Return the listing below in full, with every line exactly as it is.

>> START MATERIAL FOR THIS EXERCISE

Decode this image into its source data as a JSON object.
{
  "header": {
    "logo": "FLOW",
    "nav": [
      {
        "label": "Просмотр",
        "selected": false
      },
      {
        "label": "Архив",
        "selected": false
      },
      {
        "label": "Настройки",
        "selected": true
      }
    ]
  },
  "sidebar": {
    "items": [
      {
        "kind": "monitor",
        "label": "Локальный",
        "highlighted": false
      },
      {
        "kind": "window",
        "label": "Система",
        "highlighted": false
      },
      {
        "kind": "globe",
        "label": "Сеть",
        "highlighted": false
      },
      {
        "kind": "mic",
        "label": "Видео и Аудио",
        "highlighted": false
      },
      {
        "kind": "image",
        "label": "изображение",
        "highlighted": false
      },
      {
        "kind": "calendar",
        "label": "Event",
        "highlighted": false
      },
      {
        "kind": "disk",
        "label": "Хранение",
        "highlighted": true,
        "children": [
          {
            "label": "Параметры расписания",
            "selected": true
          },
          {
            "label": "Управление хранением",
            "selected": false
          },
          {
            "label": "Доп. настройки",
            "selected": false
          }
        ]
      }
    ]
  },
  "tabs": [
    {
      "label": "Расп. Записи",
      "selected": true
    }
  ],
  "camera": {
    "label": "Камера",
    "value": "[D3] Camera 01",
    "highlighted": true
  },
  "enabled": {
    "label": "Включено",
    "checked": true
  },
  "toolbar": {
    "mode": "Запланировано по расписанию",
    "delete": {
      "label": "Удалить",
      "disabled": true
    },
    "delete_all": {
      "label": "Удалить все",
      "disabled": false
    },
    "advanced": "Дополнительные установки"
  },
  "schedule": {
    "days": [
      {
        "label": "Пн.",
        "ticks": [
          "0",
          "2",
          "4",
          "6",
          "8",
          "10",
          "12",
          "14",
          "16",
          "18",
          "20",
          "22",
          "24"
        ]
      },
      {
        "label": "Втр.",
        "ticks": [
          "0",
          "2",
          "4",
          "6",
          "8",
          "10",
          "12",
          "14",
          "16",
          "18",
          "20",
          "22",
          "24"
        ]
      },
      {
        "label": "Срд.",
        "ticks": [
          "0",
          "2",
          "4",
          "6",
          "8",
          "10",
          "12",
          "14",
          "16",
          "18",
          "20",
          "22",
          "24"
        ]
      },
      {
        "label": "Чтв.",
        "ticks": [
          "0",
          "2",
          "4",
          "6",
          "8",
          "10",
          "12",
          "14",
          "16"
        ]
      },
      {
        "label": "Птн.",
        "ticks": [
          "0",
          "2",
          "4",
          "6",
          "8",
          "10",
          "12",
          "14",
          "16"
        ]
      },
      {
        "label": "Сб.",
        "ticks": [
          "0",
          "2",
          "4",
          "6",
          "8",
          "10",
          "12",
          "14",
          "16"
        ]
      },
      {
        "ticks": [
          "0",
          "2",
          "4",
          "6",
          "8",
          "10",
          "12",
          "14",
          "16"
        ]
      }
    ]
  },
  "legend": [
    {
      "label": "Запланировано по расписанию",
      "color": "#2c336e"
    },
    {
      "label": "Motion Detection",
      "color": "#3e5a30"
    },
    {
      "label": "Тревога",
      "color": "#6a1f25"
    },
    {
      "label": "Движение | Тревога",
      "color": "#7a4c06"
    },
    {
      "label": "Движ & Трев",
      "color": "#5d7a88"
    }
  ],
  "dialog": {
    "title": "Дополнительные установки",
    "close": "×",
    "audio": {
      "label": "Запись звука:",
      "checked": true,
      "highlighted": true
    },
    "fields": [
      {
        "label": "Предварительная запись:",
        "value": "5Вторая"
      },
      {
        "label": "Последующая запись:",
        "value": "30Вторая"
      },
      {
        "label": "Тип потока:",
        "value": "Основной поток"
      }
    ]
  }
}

>> END MATERIAL FOR THIS EXERCISE

_COMPLETE RESPONSE_.
Decode this image into its source data as a JSON object.
{
  "header": {
    "logo": "FLOW",
    "nav": [
      {
        "label": "Просмотр",
        "selected": false
      },
      {
        "label": "Архив",
        "selected": false
      },
      {
        "label": "Настройки",
        "selected": true
      }
    ]
  },
  "sidebar": {
    "items": [
      {
        "kind": "monitor",
        "label": "Локальный",
        "highlighted": false
      },
      {
        "kind": "window",
        "label": "Система",
        "highlighted": false
      },
      {
        "kind": "globe",
        "label": "Сеть",
        "highlighted": false
      },
      {
        "kind": "mic",
        "label": "Видео и Аудио",
        "highlighted": false
      },
      {
        "kind": "image",
        "label": "изображение",
        "highlighted": false
      },
      {
        "kind": "calendar",
        "label": "Event",
        "highlighted": false
      },
      {
        "kind": "disk",
        "label": "Хранение",
        "highlighted": true,
        "children": [
          {
            "label": "Параметры расписания",
            "selected": true
          },
          {
            "label": "Управление хранением",
            "selected": false
          },
          {
            "label": "Доп. настройки",
            "selected": false
          }
        ]
      }
    ]
  },
  "tabs": [
    {
      "label": "Расп. Записи",
      "selected": true
    }
  ],
  "camera": {
    "label": "Камера",
    "value": "[D3] Camera 01",
    "highlighted": true
  },
  "enabled": {
    "label": "Включено",
    "checked": true
  },
  "toolbar": {
    "mode": "Запланировано по расписанию",
    "delete": {
      "label": "Удалить",
      "disabled": true
    },
    "delete_all": {
      "label": "Удалить все",
      "disabled": false
    },
    "advanced": "Дополнительные установки"
  },
  "schedule": {
    "days": [
      {
        "label": "Пн.",
        "ticks": [
          "0",
          "2",
          "4",
          "6",
          "8",
          "10",
          "12",
          "14",
          "16",
          "18",
          "20",
          "22",
          "24"
        ]
      },
      {
        "label": "Втр.",
        "ticks": [
          "0",
          "2",
          "4",
          "6",
          "8",
          "10",
          "12",
          "14",
          "16",
          "18",
          "20",
          "22",
          "24"
        ]
      },
      {
        "label": "Срд.",
        "ticks": [
          "0",
          "2",
          "4",
          "6",
          "8",
          "10",
          "12",
          "14",
          "16",
          "18",
          "20",
          "22",
          "24"
        ]
      },
      {
        "label": "Чтв.",
        "ticks": [
          "0",
          "2",
          "4",
          "6",
          "8",
          "10",
          "12",
          "14",
          "16"
        ]
      },
      {
        "label": "Птн.",
        "ticks": [
          "0",
          "2",
          "4",
          "6",
          "8",
          "10",
          "12",
          "14",
          "16"
        ]
      },
      {
        "label": "Сб.",
        "ticks": [
          "0",
          "2",
          "4",
          "6",
          "8",
          "10",
          "12",
          "14",
          "16"
        ]
      },
      {
        "ticks": [
          "0",
          "2",
          "4",
          "6",
          "8",
          "10",
          "12",
          "14",
          "16"
        ]
      }
    ]
  },
  "legend": [
    {
      "label": "Запланировано по расписанию",
      "color": "#2c336e"
    },
    {
      "label": "Motion Detection",
      "color": "#3e5a30"
    },
    {
      "label": "Тревога",
      "color": "#6a1f25"
    },
    {
      "label": "Движение | Тревога",
      "color": "#7a4c06"
    },
    {
      "label": "Движ & Трев",
      "color": "#5d7a88"
    }
  ],
  "dialog": {
    "title": "Дополнительные установки",
    "close": "×",
    "audio": {
      "label": "Запись звука:",
      "checked": true,
      "highlighted": true
    },
    "fields": [
      {
        "label": "Предварительная запись:",
        "value": "5Вторая"
      },
      {
        "label": "Последующая запись:",
        "value": "30Вторая"
      },
      {
        "label": "Тип потока:",
        "value": "Основной поток"
      }
    ]
  }
}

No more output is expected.